(Records)
• • • •

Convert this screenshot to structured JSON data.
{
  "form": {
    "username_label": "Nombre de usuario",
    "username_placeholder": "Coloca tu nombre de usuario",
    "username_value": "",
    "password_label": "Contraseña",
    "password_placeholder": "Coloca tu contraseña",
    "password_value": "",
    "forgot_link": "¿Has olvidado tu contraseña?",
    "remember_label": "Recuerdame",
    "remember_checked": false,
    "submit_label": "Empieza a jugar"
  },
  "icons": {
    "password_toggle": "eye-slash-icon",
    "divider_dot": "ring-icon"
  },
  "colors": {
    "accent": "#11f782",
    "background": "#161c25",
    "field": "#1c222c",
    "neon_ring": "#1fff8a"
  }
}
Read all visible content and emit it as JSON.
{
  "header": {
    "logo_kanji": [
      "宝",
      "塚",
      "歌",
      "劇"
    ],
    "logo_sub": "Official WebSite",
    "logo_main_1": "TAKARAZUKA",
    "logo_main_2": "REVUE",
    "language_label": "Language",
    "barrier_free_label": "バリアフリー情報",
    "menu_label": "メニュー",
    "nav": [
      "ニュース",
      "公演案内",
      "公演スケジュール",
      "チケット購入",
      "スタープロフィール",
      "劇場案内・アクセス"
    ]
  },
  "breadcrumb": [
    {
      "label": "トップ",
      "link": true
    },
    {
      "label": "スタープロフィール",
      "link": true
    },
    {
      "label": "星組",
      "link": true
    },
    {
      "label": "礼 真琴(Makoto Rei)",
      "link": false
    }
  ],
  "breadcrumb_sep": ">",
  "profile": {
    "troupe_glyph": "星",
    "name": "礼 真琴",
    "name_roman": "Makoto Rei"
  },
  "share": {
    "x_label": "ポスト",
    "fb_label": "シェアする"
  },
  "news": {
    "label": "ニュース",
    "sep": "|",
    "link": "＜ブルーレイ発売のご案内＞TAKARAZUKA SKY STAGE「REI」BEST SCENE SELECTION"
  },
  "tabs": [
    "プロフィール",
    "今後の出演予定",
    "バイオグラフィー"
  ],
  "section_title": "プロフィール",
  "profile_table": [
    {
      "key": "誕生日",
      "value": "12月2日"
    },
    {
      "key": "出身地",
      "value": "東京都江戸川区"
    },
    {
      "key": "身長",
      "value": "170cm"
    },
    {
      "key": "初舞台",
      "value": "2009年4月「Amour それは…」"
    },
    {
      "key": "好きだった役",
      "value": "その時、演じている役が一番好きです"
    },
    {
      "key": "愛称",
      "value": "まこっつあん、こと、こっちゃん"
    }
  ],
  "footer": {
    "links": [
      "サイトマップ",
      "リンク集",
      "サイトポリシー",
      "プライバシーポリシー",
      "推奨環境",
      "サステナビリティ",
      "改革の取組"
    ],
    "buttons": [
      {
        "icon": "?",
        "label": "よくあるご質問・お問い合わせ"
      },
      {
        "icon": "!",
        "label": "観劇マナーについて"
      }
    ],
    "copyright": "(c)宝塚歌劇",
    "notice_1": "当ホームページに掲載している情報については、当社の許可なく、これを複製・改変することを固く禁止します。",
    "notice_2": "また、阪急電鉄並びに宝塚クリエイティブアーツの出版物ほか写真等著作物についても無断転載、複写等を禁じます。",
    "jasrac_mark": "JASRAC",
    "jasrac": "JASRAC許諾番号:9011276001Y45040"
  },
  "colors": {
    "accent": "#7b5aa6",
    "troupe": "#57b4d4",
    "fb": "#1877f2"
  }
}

• • • •

Write out every line exactly as it stands.

Convert this screenshot to structured JSON data.
{
  "form": {
    "username_label": "Nombre de usuario",
    "username_placeholder": "Coloca tu nombre de usuario",
    "username_value": "",
    "password_label": "Contraseña",
    "password_placeholder": "Coloca tu contraseña",
    "password_value": "",
    "forgot_link": "¿Has olvidado tu contraseña?",
    "remember_label": "Recuerdame",
    "remember_checked": false,
    "submit_label": "Empieza a jugar"
  },
  "icons": {
    "password_toggle": "eye-slash-icon",
    "divider_dot": "ring-icon"
  },
  "colors": {
    "accent": "#11f782",
    "background": "#161c25",
    "field": "#1c222c",
    "neon_ring": "#1fff8a"
  }
}
Read all visible content and emit it as JSON.
{
  "header": {
    "logo_kanji": [
      "宝",
      "塚",
      "歌",
      "劇"
    ],
    "logo_sub": "Official WebSite",
    "logo_main_1": "TAKARAZUKA",
    "logo_main_2": "REVUE",
    "language_label": "Language",
    "barrier_free_label": "バリアフリー情報",
    "menu_label": "メニュー",
    "nav": [
      "ニュース",
      "公演案内",
      "公演スケジュール",
      "チケット購入",
      "スタープロフィール",
      "劇場案内・アクセス"
    ]
  },
  "breadcrumb": [
    {
      "label": "トップ",
      "link": true
    },
    {
      "label": "スタープロフィール",
      "link": true
    },
    {
      "label": "星組",
      "link": true
    },
    {
      "label": "礼 真琴(Makoto Rei)",
      "link": false
    }
  ],
  "breadcrumb_sep": ">",
  "profile": {
    "troupe_glyph": "星",
    "name": "礼 真琴",
    "name_roman": "Makoto Rei"
  },
  "share": {
    "x_label": "ポスト",
    "fb_label": "シェアする"
  },
  "news": {
    "label": "ニュース",
    "sep": "|",
    "link": "＜ブルーレイ発売のご案内＞TAKARAZUKA SKY STAGE「REI」BEST SCENE SELECTION"
  },
  "tabs": [
    "プロフィール",
    "今後の出演予定",
    "バイオグラフィー"
  ],
  "section_title": "プロフィール",
  "profile_table": [
    {
      "key": "誕生日",
      "value": "12月2日"
    },
    {
      "key": "出身地",
      "value": "東京都江戸川区"
    },
    {
      "key": "身長",
      "value": "170cm"
    },
    {
      "key": "初舞台",
      "value": "2009年4月「Amour それは…」"
    },
    {
      "key": "好きだった役",
      "value": "その時、演じている役が一番好きです"
    },
    {
      "key": "愛称",
      "value": "まこっつあん、こと、こっちゃん"
    }
  ],
  "footer": {
    "links": [
      "サイトマップ",
      "リンク集",
      "サイトポリシー",
      "プライバシーポリシー",
      "推奨環境",
      "サステナビリティ",
      "改革の取組"
    ],
    "buttons": [
      {
        "icon": "?",
        "label": "よくあるご質問・お問い合わせ"
      },
      {
        "icon": "!",
        "label": "観劇マナーについて"
      }
    ],
    "copyright": "(c)宝塚歌劇",
    "notice_1": "当ホームページに掲載している情報については、当社の許可なく、これを複製・改変することを固く禁止します。",
    "notice_2": "また、阪急電鉄並びに宝塚クリエイティブアーツの出版物ほか写真等著作物についても無断転載、複写等を禁じます。",
    "jasrac_mark": "JASRAC",
    "jasrac": "JASRAC許諾番号:9011276001Y45040"
  },
  "colors": {
    "accent": "#7b5aa6",
    "troupe": "#57b4d4",
    "fb": "#1877f2"
  }
}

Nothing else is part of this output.